── DATA FOR PROCESSING ──

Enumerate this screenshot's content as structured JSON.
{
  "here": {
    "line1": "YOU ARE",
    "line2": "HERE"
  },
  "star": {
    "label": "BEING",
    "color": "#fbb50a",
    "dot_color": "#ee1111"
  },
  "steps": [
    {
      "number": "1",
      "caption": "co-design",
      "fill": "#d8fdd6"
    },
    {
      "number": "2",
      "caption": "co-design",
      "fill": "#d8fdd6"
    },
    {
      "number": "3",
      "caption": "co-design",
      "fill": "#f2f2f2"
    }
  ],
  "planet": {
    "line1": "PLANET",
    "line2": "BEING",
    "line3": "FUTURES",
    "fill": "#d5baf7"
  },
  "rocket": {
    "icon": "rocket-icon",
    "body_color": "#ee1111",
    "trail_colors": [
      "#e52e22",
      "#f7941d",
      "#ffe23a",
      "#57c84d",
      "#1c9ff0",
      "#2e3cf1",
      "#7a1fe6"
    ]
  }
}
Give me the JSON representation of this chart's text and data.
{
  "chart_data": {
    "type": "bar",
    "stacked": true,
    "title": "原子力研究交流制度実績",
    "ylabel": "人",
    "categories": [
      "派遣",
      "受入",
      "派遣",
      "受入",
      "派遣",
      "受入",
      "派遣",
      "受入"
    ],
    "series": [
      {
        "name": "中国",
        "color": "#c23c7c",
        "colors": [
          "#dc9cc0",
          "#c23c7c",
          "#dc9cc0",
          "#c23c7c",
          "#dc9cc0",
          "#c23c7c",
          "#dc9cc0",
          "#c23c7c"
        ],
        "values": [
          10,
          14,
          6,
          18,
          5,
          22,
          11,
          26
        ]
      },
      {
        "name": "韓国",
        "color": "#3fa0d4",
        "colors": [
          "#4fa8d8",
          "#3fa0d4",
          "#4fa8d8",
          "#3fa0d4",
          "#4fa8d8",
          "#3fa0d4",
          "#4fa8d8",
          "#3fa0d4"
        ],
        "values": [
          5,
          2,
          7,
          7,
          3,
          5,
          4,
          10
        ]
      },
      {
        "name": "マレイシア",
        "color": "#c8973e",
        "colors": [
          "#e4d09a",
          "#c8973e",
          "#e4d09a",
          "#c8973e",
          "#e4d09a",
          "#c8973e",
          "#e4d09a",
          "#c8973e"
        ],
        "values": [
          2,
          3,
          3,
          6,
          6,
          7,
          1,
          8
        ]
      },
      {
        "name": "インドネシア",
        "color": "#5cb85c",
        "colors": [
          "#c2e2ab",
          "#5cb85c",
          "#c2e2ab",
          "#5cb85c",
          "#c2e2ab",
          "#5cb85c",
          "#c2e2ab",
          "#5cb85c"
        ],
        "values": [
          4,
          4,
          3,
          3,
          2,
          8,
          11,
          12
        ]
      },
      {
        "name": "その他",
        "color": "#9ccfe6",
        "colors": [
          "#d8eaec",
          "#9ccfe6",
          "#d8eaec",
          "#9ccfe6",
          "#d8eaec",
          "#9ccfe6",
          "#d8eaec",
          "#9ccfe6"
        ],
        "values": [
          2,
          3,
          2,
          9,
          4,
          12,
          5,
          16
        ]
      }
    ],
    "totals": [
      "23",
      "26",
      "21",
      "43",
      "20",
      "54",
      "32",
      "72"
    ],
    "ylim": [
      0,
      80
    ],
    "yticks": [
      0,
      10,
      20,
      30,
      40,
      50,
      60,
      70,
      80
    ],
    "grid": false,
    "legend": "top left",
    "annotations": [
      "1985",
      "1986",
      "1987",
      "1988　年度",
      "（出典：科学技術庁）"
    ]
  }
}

───

WHAT YOU HAVE TO DO
Go through the material above line by line and copy it exactly.

SOLUTION TO THE PROBLEM
Enumerate this screenshot's content as structured JSON.
{
  "here": {
    "line1": "YOU ARE",
    "line2": "HERE"
  },
  "star": {
    "label": "BEING",
    "color": "#fbb50a",
    "dot_color": "#ee1111"
  },
  "steps": [
    {
      "number": "1",
      "caption": "co-design",
      "fill": "#d8fdd6"
    },
    {
      "number": "2",
      "caption": "co-design",
      "fill": "#d8fdd6"
    },
    {
      "number": "3",
      "caption": "co-design",
      "fill": "#f2f2f2"
    }
  ],
  "planet": {
    "line1": "PLANET",
    "line2": "BEING",
    "line3": "FUTURES",
    "fill": "#d5baf7"
  },
  "rocket": {
    "icon": "rocket-icon",
    "body_color": "#ee1111",
    "trail_colors": [
      "#e52e22",
      "#f7941d",
      "#ffe23a",
      "#57c84d",
      "#1c9ff0",
      "#2e3cf1",
      "#7a1fe6"
    ]
  }
}
Give me the JSON representation of this chart's text and data.
{
  "chart_data": {
    "type": "bar",
    "stacked": true,
    "title": "原子力研究交流制度実績",
    "ylabel": "人",
    "categories": [
      "派遣",
      "受入",
      "派遣",
      "受入",
      "派遣",
      "受入",
      "派遣",
      "受入"
    ],
    "series": [
      {
        "name": "中国",
        "color": "#c23c7c",
        "colors": [
          "#dc9cc0",
          "#c23c7c",
          "#dc9cc0",
          "#c23c7c",
          "#dc9cc0",
          "#c23c7c",
          "#dc9cc0",
          "#c23c7c"
        ],
        "values": [
          10,
          14,
          6,
          18,
          5,
          22,
          11,
          26
        ]
      },
      {
        "name": "韓国",
        "color": "#3fa0d4",
        "colors": [
          "#4fa8d8",
          "#3fa0d4",
          "#4fa8d8",
          "#3fa0d4",
          "#4fa8d8",
          "#3fa0d4",
          "#4fa8d8",
          "#3fa0d4"
        ],
        "values": [
          5,
          2,
          7,
          7,
          3,
          5,
          4,
          10
        ]
      },
      {
        "name": "マレイシア",
        "color": "#c8973e",
        "colors": [
          "#e4d09a",
          "#c8973e",
          "#e4d09a",
          "#c8973e",
          "#e4d09a",
          "#c8973e",
          "#e4d09a",
          "#c8973e"
        ],
        "values": [
          2,
          3,
          3,
          6,
          6,
          7,
          1,
          8
        ]
      },
      {
        "name": "インドネシア",
        "color": "#5cb85c",
        "colors": [
          "#c2e2ab",
          "#5cb85c",
          "#c2e2ab",
          "#5cb85c",
          "#c2e2ab",
          "#5cb85c",
          "#c2e2ab",
          "#5cb85c"
        ],
        "values": [
          4,
          4,
          3,
          3,
          2,
          8,
          11,
          12
        ]
      },
      {
        "name": "その他",
        "color": "#9ccfe6",
        "colors": [
          "#d8eaec",
          "#9ccfe6",
          "#d8eaec",
          "#9ccfe6",
          "#d8eaec",
          "#9ccfe6",
          "#d8eaec",
          "#9ccfe6"
        ],
        "values": [
          2,
          3,
          2,
          9,
          4,
          12,
          5,
          16
        ]
      }
    ],
    "totals": [
      "23",
      "26",
      "21",
      "43",
      "20",
      "54",
      "32",
      "72"
    ],
    "ylim": [
      0,
      80
    ],
    "yticks": [
      0,
      10,
      20,
      30,
      40,
      50,
      60,
      70,
      80
    ],
    "grid": false,
    "legend": "top left",
    "annotations": [
      "1985",
      "1986",
      "1987",
      "1988　年度",
      "（出典：科学技術庁）"
    ]
  }
}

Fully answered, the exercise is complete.